YOUR TASK: Print every line of the listing exactly, please.

ENTRIES PROVIDED:
········
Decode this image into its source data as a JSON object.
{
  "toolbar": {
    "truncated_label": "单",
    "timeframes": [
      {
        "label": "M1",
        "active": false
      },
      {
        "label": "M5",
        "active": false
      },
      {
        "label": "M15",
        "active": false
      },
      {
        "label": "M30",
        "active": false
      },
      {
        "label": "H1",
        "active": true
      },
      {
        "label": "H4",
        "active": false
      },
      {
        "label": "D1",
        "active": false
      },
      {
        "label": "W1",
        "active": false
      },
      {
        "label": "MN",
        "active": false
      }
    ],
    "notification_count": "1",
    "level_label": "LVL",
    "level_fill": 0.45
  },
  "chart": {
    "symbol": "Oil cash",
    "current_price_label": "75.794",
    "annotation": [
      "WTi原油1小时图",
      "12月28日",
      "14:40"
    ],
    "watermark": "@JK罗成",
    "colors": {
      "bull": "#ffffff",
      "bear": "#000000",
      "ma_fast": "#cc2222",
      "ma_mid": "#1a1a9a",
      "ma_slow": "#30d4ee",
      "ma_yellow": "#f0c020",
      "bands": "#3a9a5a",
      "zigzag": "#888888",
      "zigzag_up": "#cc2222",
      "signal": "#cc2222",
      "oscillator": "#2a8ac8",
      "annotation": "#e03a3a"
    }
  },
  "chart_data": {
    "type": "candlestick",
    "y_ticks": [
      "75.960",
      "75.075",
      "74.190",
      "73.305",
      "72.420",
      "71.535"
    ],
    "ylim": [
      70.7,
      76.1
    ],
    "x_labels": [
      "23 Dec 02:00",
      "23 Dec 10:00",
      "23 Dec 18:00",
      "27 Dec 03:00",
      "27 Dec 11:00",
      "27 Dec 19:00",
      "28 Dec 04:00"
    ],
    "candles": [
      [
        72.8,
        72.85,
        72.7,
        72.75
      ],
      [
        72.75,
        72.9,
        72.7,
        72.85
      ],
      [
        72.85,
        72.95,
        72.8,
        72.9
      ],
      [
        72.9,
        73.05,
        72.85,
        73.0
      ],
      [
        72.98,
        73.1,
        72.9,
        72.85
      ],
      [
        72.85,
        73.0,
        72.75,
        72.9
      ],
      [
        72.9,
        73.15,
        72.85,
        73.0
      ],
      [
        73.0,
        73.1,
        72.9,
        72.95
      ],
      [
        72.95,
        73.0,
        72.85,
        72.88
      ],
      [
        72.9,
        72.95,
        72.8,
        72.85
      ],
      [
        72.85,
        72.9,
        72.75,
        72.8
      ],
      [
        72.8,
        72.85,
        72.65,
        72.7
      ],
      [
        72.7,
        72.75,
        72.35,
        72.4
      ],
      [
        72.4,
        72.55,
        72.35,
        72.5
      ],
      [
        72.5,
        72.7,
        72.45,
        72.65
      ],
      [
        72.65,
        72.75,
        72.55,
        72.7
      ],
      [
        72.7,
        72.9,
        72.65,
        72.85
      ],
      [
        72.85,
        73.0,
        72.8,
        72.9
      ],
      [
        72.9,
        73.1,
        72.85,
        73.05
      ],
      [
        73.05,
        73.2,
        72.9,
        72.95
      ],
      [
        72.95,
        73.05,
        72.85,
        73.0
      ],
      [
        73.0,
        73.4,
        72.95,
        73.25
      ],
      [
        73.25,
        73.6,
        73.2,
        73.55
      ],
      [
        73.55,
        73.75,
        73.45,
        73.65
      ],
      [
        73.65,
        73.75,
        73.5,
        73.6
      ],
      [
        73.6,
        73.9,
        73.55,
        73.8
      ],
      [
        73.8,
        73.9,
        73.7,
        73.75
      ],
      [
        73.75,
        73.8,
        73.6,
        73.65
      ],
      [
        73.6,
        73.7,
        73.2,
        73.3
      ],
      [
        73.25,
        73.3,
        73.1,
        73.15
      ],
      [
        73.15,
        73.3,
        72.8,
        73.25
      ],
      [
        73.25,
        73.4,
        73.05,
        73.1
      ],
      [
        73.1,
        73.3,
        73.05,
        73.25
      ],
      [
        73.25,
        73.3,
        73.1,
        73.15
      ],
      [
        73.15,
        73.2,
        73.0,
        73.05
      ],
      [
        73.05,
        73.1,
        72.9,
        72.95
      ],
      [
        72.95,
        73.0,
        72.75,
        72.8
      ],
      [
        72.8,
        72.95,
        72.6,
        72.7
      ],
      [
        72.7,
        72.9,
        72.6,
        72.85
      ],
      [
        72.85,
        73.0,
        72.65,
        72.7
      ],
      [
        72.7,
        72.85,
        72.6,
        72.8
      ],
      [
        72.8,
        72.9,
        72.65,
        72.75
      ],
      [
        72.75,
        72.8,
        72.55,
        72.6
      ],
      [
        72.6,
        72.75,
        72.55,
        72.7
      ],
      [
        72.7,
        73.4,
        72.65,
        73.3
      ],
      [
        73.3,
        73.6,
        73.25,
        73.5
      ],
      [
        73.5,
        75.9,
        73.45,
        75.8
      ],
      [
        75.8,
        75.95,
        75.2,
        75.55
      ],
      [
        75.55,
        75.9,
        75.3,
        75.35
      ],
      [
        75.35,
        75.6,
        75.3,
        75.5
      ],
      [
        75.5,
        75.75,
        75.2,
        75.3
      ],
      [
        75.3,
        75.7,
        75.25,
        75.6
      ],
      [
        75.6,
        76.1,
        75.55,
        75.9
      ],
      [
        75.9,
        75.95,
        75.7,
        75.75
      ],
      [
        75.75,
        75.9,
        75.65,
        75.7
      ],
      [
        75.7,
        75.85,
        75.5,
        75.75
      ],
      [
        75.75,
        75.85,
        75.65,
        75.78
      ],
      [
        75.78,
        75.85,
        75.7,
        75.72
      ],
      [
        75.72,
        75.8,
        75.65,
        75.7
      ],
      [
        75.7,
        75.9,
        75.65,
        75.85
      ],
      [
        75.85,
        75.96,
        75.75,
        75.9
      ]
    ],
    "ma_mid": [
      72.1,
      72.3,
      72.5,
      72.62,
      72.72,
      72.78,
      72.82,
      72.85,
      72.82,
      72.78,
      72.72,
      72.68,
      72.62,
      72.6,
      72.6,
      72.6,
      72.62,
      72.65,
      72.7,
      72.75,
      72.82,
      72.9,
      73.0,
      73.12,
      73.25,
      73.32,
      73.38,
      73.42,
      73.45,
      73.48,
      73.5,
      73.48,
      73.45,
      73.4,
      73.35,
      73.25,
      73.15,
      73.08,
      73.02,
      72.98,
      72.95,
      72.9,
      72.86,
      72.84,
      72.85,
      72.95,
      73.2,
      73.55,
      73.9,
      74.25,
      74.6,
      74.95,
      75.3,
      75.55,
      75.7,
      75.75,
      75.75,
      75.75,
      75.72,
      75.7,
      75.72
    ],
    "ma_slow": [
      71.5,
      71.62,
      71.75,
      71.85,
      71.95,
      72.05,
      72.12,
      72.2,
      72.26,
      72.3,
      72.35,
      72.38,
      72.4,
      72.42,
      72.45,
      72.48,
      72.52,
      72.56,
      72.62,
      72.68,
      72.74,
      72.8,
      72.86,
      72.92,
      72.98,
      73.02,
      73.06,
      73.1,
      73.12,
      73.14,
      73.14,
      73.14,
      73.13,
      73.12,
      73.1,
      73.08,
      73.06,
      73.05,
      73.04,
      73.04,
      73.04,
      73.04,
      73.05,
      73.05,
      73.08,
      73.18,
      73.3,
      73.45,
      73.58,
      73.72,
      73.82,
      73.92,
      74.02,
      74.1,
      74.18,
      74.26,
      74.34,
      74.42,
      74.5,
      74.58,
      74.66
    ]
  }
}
········
SOLUTION FOR THIS EXERCISE:
Decode this image into its source data as a JSON object.
{
  "toolbar": {
    "truncated_label": "单",
    "timeframes": [
      {
        "label": "M1",
        "active": false
      },
      {
        "label": "M5",
        "active": false
      },
      {
        "label": "M15",
        "active": false
      },
      {
        "label": "M30",
        "active": false
      },
      {
        "label": "H1",
        "active": true
      },
      {
        "label": "H4",
        "active": false
      },
      {
        "label": "D1",
        "active": false
      },
      {
        "label": "W1",
        "active": false
      },
      {
        "label": "MN",
        "active": false
      }
    ],
    "notification_count": "1",
    "level_label": "LVL",
    "level_fill": 0.45
  },
  "chart": {
    "symbol": "Oil cash",
    "current_price_label": "75.794",
    "annotation": [
      "WTi原油1小时图",
      "12月28日",
      "14:40"
    ],
    "watermark": "@JK罗成",
    "colors": {
      "bull": "#ffffff",
      "bear": "#000000",
      "ma_fast": "#cc2222",
      "ma_mid": "#1a1a9a",
      "ma_slow": "#30d4ee",
      "ma_yellow": "#f0c020",
      "bands": "#3a9a5a",
      "zigzag": "#888888",
      "zigzag_up": "#cc2222",
      "signal": "#cc2222",
      "oscillator": "#2a8ac8",
      "annotation": "#e03a3a"
    }
  },
  "chart_data": {
    "type": "candlestick",
    "y_ticks": [
      "75.960",
      "75.075",
      "74.190",
      "73.305",
      "72.420",
      "71.535"
    ],
    "ylim": [
      70.7,
      76.1
    ],
    "x_labels": [
      "23 Dec 02:00",
      "23 Dec 10:00",
      "23 Dec 18:00",
      "27 Dec 03:00",
      "27 Dec 11:00",
      "27 Dec 19:00",
      "28 Dec 04:00"
    ],
    "candles": [
      [
        72.8,
        72.85,
        72.7,
        72.75
      ],
      [
        72.75,
        72.9,
        72.7,
        72.85
      ],
      [
        72.85,
        72.95,
        72.8,
        72.9
      ],
      [
        72.9,
        73.05,
        72.85,
        73.0
      ],
      [
        72.98,
        73.1,
        72.9,
        72.85
      ],
      [
        72.85,
        73.0,
        72.75,
        72.9
      ],
      [
        72.9,
        73.15,
        72.85,
        73.0
      ],
      [
        73.0,
        73.1,
        72.9,
        72.95
      ],
      [
        72.95,
        73.0,
        72.85,
        72.88
      ],
      [
        72.9,
        72.95,
        72.8,
        72.85
      ],
      [
        72.85,
        72.9,
        72.75,
        72.8
      ],
      [
        72.8,
        72.85,
        72.65,
        72.7
      ],
      [
        72.7,
        72.75,
        72.35,
        72.4
      ],
      [
        72.4,
        72.55,
        72.35,
        72.5
      ],
      [
        72.5,
        72.7,
        72.45,
        72.65
      ],
      [
        72.65,
        72.75,
        72.55,
        72.7
      ],
      [
        72.7,
        72.9,
        72.65,
        72.85
      ],
      [
        72.85,
        73.0,
        72.8,
        72.9
      ],
      [
        72.9,
        73.1,
        72.85,
        73.05
      ],
      [
        73.05,
        73.2,
        72.9,
        72.95
      ],
      [
        72.95,
        73.05,
        72.85,
        73.0
      ],
      [
        73.0,
        73.4,
        72.95,
        73.25
      ],
      [
        73.25,
        73.6,
        73.2,
        73.55
      ],
      [
        73.55,
        73.75,
        73.45,
        73.65
      ],
      [
        73.65,
        73.75,
        73.5,
        73.6
      ],
      [
        73.6,
        73.9,
        73.55,
        73.8
      ],
      [
        73.8,
        73.9,
        73.7,
        73.75
      ],
      [
        73.75,
        73.8,
        73.6,
        73.65
      ],
      [
        73.6,
        73.7,
        73.2,
        73.3
      ],
      [
        73.25,
        73.3,
        73.1,
        73.15
      ],
      [
        73.15,
        73.3,
        72.8,
        73.25
      ],
      [
        73.25,
        73.4,
        73.05,
        73.1
      ],
      [
        73.1,
        73.3,
        73.05,
        73.25
      ],
      [
        73.25,
        73.3,
        73.1,
        73.15
      ],
      [
        73.15,
        73.2,
        73.0,
        73.05
      ],
      [
        73.05,
        73.1,
        72.9,
        72.95
      ],
      [
        72.95,
        73.0,
        72.75,
        72.8
      ],
      [
        72.8,
        72.95,
        72.6,
        72.7
      ],
      [
        72.7,
        72.9,
        72.6,
        72.85
      ],
      [
        72.85,
        73.0,
        72.65,
        72.7
      ],
      [
        72.7,
        72.85,
        72.6,
        72.8
      ],
      [
        72.8,
        72.9,
        72.65,
        72.75
      ],
      [
        72.75,
        72.8,
        72.55,
        72.6
      ],
      [
        72.6,
        72.75,
        72.55,
        72.7
      ],
      [
        72.7,
        73.4,
        72.65,
        73.3
      ],
      [
        73.3,
        73.6,
        73.25,
        73.5
      ],
      [
        73.5,
        75.9,
        73.45,
        75.8
      ],
      [
        75.8,
        75.95,
        75.2,
        75.55
      ],
      [
        75.55,
        75.9,
        75.3,
        75.35
      ],
      [
        75.35,
        75.6,
        75.3,
        75.5
      ],
      [
        75.5,
        75.75,
        75.2,
        75.3
      ],
      [
        75.3,
        75.7,
        75.25,
        75.6
      ],
      [
        75.6,
        76.1,
        75.55,
        75.9
      ],
      [
        75.9,
        75.95,
        75.7,
        75.75
      ],
      [
        75.75,
        75.9,
        75.65,
        75.7
      ],
      [
        75.7,
        75.85,
        75.5,
        75.75
      ],
      [
        75.75,
        75.85,
        75.65,
        75.78
      ],
      [
        75.78,
        75.85,
        75.7,
        75.72
      ],
      [
        75.72,
        75.8,
        75.65,
        75.7
      ],
      [
        75.7,
        75.9,
        75.65,
        75.85
      ],
      [
        75.85,
        75.96,
        75.75,
        75.9
      ]
    ],
    "ma_mid": [
      72.1,
      72.3,
      72.5,
      72.62,
      72.72,
      72.78,
      72.82,
      72.85,
      72.82,
      72.78,
      72.72,
      72.68,
      72.62,
      72.6,
      72.6,
      72.6,
      72.62,
      72.65,
      72.7,
      72.75,
      72.82,
      72.9,
      73.0,
      73.12,
      73.25,
      73.32,
      73.38,
      73.42,
      73.45,
      73.48,
      73.5,
      73.48,
      73.45,
      73.4,
      73.35,
      73.25,
      73.15,
      73.08,
      73.02,
      72.98,
      72.95,
      72.9,
      72.86,
      72.84,
      72.85,
      72.95,
      73.2,
      73.55,
      73.9,
      74.25,
      74.6,
      74.95,
      75.3,
      75.55,
      75.7,
      75.75,
      75.75,
      75.75,
      75.72,
      75.7,
      75.72
    ],
    "ma_slow": [
      71.5,
      71.62,
      71.75,
      71.85,
      71.95,
      72.05,
      72.12,
      72.2,
      72.26,
      72.3,
      72.35,
      72.38,
      72.4,
      72.42,
      72.45,
      72.48,
      72.52,
      72.56,
      72.62,
      72.68,
      72.74,
      72.8,
      72.86,
      72.92,
      72.98,
      73.02,
      73.06,
      73.1,
      73.12,
      73.14,
      73.14,
      73.14,
      73.13,
      73.12,
      73.1,
      73.08,
      73.06,
      73.05,
      73.04,
      73.04,
      73.04,
      73.04,
      73.05,
      73.05,
      73.08,
      73.18,
      73.3,
      73.45,
      73.58,
      73.72,
      73.82,
      73.92,
      74.02,
      74.1,
      74.18,
      74.26,
      74.34,
      74.42,
      74.5,
      74.58,
      74.66
    ]
  }
}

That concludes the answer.